### Exercise goal
Check every line below for the string "الأردنية", and copy the lines that contain it.

**** Data lines

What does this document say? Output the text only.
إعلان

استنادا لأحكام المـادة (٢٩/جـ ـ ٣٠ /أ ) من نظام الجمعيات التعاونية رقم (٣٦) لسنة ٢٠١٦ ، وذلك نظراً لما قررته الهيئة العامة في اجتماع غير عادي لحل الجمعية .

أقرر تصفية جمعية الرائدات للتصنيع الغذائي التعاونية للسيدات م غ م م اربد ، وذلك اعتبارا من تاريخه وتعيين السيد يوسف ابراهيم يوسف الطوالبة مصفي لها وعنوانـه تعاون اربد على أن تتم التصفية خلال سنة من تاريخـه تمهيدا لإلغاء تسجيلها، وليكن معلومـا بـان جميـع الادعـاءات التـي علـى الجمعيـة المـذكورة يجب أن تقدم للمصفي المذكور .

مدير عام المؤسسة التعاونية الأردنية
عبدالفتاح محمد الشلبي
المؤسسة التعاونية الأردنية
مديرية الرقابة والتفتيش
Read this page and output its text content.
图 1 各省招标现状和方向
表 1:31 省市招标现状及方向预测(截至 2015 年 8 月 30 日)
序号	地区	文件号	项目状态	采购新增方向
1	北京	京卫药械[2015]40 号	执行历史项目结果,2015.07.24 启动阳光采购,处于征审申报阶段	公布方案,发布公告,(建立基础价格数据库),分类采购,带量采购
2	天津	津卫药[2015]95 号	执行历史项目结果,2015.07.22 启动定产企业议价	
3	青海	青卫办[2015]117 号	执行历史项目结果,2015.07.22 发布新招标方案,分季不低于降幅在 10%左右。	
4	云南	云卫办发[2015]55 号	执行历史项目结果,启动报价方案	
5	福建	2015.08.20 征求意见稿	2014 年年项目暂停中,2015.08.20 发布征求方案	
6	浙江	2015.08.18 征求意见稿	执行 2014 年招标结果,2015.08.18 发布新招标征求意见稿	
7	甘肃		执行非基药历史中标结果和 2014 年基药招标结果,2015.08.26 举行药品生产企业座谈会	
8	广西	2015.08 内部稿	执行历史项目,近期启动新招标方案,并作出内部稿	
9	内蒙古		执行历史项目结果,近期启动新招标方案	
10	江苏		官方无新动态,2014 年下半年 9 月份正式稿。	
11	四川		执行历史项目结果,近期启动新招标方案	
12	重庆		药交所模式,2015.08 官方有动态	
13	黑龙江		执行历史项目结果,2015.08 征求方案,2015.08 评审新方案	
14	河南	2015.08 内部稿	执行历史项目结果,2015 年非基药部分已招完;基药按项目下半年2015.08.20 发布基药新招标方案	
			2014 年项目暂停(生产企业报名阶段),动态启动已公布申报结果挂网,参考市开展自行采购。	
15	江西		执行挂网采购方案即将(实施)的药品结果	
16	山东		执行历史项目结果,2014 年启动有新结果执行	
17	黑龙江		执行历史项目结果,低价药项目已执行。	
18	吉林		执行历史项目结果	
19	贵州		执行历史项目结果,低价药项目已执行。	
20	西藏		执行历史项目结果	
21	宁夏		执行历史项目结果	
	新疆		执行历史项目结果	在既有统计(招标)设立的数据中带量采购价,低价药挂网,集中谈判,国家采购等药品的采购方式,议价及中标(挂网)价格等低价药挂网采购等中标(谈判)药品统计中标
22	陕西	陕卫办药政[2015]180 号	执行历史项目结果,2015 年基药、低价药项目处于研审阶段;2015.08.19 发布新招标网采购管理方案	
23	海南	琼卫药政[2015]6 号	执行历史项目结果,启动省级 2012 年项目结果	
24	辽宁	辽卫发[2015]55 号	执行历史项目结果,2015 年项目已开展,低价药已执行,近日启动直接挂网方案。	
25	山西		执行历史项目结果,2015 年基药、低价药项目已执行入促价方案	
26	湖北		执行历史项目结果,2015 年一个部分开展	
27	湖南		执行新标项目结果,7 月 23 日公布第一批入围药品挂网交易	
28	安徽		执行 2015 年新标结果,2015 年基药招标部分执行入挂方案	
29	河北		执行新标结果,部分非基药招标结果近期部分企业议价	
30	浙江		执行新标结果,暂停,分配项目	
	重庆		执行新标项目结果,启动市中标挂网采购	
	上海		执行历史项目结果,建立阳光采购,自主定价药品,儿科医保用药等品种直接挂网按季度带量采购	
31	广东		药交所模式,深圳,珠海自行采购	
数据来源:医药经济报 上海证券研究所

********

### Response below
مدير عام المؤسسة التعاونية الأردنية
المؤسسة التعاونية الأردنية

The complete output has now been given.